▶ Data supplied:
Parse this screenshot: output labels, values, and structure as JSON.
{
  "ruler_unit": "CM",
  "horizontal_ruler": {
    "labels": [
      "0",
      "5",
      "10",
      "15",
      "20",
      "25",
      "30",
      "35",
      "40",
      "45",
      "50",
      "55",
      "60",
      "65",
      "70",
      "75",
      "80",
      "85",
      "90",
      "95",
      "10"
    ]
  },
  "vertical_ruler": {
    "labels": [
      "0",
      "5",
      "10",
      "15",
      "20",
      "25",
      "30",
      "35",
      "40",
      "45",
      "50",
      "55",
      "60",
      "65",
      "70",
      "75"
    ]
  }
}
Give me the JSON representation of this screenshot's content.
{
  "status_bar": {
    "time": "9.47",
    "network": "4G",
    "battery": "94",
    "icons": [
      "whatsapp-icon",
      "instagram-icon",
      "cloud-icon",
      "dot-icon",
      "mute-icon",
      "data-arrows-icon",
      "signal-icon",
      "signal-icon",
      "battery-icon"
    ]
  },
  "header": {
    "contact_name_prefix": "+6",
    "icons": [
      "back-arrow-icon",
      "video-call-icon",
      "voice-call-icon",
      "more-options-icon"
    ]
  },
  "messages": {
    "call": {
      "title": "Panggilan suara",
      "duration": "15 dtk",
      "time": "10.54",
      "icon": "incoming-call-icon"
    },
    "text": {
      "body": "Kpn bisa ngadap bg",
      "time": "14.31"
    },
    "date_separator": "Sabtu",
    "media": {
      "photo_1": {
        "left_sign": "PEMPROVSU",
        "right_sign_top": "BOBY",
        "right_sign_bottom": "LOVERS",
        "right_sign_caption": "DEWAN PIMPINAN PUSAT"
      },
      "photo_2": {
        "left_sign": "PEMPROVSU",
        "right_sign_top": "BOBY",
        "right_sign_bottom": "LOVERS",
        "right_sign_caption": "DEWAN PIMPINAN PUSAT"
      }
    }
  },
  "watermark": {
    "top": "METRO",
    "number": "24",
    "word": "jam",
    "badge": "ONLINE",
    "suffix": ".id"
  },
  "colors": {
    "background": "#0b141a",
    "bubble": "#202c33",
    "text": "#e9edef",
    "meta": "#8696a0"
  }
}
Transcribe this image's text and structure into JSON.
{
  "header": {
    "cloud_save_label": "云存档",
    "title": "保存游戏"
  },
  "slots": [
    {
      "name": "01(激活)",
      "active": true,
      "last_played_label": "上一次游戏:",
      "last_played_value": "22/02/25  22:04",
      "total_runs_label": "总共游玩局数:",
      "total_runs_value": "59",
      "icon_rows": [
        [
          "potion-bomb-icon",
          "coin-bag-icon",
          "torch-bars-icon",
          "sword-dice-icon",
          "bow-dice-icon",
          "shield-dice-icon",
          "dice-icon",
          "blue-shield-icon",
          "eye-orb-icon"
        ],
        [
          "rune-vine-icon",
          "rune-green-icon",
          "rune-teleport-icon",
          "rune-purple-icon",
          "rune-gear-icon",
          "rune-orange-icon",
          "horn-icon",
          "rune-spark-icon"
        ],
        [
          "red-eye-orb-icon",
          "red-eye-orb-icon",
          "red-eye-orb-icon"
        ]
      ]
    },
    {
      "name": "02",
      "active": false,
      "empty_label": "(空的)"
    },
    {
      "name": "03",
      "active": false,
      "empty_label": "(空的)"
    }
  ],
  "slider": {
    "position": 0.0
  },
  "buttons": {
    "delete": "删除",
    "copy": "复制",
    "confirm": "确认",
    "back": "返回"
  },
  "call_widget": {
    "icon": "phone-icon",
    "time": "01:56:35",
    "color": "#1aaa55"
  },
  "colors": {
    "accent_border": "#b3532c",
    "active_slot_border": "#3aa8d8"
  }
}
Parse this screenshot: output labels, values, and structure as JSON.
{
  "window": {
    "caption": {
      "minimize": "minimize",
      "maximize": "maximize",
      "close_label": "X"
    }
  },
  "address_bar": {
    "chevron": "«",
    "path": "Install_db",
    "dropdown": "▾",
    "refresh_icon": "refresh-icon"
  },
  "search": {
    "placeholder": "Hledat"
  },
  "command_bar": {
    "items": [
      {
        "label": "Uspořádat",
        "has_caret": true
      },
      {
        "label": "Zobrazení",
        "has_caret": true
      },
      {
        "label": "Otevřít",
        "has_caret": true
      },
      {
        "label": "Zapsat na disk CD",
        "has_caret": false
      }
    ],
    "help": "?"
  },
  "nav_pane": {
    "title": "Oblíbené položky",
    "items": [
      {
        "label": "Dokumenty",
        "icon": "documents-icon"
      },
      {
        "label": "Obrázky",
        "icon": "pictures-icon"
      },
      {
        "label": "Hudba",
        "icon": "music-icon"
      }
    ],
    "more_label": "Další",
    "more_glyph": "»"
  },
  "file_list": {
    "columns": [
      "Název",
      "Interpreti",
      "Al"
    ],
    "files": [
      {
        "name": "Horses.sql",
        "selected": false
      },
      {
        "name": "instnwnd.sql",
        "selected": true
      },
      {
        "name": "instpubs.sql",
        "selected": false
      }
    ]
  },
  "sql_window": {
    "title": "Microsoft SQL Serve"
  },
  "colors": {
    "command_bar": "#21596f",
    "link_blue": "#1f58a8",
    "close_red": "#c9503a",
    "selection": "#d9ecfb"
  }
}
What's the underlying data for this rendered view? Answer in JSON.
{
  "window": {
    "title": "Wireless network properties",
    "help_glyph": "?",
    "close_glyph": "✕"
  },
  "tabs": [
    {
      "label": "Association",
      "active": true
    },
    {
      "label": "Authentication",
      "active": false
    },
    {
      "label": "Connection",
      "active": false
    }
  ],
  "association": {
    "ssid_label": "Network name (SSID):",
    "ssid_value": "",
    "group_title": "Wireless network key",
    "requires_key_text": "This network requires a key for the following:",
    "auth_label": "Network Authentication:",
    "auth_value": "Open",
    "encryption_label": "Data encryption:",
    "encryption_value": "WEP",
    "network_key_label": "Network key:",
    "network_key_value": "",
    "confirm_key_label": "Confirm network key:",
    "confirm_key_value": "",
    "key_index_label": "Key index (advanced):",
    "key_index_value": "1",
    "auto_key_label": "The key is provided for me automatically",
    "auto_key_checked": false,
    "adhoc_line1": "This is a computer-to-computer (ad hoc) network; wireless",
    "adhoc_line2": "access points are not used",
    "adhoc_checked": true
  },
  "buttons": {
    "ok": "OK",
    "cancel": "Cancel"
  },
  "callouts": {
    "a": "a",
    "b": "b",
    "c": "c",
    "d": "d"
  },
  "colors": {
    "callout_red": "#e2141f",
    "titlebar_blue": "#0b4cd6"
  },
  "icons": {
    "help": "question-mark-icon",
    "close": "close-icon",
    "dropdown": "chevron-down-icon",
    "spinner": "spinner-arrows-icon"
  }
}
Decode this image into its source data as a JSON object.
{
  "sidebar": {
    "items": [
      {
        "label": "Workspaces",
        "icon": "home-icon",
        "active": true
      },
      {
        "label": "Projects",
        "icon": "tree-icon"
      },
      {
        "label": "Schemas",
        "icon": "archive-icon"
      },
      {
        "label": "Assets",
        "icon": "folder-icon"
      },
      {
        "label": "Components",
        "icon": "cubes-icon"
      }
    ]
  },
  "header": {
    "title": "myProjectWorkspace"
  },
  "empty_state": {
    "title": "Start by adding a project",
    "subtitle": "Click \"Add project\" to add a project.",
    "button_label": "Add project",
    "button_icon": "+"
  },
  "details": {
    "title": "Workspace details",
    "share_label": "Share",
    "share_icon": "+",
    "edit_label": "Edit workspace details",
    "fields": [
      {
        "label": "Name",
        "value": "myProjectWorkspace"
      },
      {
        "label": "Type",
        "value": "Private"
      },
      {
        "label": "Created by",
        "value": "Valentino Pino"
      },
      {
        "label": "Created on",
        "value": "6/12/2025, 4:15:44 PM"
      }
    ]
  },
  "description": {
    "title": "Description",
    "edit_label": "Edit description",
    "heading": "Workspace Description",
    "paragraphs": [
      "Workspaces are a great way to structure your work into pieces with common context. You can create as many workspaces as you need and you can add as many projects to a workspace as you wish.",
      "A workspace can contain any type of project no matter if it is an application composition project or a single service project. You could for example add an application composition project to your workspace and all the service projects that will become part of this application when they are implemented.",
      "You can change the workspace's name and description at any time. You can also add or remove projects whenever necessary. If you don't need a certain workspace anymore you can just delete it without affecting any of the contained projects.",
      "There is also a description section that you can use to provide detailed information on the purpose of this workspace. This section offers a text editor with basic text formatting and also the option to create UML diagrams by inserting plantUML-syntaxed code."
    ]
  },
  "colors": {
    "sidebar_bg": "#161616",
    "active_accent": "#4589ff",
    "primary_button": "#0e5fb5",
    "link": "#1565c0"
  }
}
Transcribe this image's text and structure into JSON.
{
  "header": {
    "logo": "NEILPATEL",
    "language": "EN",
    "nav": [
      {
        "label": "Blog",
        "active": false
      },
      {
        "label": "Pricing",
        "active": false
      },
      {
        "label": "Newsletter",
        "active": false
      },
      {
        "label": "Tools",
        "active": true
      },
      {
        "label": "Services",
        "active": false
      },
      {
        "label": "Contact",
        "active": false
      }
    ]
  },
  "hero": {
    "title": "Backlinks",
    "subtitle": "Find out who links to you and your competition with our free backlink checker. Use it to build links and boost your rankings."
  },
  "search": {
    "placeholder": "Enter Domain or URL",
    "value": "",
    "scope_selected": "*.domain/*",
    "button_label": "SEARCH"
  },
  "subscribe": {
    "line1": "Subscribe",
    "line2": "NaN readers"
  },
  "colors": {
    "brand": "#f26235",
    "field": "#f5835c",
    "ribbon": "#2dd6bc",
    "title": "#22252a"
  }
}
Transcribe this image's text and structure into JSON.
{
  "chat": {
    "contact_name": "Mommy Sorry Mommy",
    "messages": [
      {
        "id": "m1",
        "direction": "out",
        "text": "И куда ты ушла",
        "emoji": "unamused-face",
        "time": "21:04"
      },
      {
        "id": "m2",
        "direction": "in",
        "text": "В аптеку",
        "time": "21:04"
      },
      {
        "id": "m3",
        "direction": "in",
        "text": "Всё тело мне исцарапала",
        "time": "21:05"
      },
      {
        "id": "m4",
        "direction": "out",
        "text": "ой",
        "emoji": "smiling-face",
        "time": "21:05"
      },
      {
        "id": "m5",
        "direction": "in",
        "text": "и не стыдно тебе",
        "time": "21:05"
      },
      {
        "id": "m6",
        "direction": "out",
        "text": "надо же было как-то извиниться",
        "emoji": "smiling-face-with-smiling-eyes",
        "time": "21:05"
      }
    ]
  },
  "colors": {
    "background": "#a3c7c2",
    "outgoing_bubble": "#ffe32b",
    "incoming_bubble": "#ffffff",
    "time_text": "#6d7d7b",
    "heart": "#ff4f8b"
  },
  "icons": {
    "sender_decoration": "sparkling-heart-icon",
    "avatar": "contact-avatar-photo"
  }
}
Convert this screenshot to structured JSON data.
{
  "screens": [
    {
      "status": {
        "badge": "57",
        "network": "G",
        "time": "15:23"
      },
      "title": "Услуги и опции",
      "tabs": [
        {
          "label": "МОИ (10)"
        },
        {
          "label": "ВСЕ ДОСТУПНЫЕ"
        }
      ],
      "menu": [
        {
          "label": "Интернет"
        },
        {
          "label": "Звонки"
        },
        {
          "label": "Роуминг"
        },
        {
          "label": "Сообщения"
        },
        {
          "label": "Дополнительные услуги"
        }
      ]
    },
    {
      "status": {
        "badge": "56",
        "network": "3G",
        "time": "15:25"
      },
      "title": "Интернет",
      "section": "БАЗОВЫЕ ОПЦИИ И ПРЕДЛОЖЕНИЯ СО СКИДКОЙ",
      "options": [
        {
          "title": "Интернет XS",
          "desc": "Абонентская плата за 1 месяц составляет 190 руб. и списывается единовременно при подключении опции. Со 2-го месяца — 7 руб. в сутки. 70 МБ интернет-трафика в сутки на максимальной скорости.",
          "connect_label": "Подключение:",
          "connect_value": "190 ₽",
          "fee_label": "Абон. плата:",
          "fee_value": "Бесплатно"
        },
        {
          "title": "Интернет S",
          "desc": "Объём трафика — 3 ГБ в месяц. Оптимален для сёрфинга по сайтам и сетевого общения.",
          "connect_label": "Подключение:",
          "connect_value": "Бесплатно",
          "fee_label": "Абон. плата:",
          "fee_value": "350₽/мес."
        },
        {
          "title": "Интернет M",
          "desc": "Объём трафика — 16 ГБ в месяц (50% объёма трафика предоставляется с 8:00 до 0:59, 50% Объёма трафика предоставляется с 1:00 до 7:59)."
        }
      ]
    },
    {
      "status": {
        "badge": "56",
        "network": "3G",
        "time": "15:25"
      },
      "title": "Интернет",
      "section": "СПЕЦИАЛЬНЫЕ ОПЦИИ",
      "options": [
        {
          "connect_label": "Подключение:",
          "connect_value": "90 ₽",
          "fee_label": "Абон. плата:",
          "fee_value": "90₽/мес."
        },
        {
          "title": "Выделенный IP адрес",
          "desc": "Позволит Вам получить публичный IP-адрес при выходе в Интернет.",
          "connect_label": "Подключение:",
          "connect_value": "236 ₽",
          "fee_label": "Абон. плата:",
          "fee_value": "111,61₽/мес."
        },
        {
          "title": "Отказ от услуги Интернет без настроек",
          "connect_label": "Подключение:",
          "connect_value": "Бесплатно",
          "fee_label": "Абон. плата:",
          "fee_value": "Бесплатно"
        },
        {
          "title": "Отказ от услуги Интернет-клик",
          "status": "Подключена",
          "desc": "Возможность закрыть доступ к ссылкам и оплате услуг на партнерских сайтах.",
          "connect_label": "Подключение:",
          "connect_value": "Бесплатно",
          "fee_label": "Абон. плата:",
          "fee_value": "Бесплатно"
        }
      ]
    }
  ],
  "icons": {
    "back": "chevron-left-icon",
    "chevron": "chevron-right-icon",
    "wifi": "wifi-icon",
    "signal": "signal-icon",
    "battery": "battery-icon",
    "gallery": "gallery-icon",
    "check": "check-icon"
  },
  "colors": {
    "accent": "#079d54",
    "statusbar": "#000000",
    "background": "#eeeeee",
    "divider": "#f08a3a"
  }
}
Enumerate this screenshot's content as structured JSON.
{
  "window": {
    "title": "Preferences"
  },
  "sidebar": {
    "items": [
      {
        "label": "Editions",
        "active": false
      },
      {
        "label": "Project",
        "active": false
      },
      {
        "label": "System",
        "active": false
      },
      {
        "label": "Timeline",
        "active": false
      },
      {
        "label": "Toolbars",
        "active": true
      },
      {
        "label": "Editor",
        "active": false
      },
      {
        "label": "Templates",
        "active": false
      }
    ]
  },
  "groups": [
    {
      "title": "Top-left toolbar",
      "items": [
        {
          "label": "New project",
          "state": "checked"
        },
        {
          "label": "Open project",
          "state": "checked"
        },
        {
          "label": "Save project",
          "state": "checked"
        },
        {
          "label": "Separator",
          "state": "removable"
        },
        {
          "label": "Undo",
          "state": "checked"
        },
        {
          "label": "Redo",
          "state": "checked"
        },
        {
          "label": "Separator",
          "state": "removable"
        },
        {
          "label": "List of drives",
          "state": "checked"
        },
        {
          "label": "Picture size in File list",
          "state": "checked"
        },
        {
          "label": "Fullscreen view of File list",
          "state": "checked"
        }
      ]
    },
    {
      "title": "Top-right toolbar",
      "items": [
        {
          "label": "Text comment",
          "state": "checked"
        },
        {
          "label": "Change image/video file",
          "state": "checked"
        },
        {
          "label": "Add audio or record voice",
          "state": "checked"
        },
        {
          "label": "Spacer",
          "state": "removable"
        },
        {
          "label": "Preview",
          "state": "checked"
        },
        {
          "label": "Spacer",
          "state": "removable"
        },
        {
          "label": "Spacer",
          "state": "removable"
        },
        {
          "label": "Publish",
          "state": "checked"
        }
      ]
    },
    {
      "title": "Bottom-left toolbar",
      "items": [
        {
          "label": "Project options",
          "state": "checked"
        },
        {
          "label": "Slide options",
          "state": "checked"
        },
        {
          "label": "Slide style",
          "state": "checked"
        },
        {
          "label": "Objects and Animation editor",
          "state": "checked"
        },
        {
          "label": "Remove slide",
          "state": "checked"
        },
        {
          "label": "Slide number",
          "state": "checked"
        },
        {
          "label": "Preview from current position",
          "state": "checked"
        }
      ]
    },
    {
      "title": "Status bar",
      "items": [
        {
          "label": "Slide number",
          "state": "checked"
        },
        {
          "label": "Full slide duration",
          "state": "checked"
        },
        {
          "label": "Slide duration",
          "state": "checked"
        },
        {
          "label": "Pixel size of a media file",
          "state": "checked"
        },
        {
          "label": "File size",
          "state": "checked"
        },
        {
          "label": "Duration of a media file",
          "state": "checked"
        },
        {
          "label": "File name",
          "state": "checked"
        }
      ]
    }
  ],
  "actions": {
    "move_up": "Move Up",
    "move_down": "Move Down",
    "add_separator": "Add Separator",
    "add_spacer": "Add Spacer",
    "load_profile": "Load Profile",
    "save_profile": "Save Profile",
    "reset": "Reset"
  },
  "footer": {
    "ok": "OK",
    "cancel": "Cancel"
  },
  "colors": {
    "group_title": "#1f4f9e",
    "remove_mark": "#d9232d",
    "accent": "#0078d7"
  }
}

▶ Instructions to follow: Go through the data and gather every line that holds "face".

▶ The answer:
        "emoji": "unamused-face",
        "emoji": "smiling-face",
        "emoji": "smiling-face-with-smiling-eyes",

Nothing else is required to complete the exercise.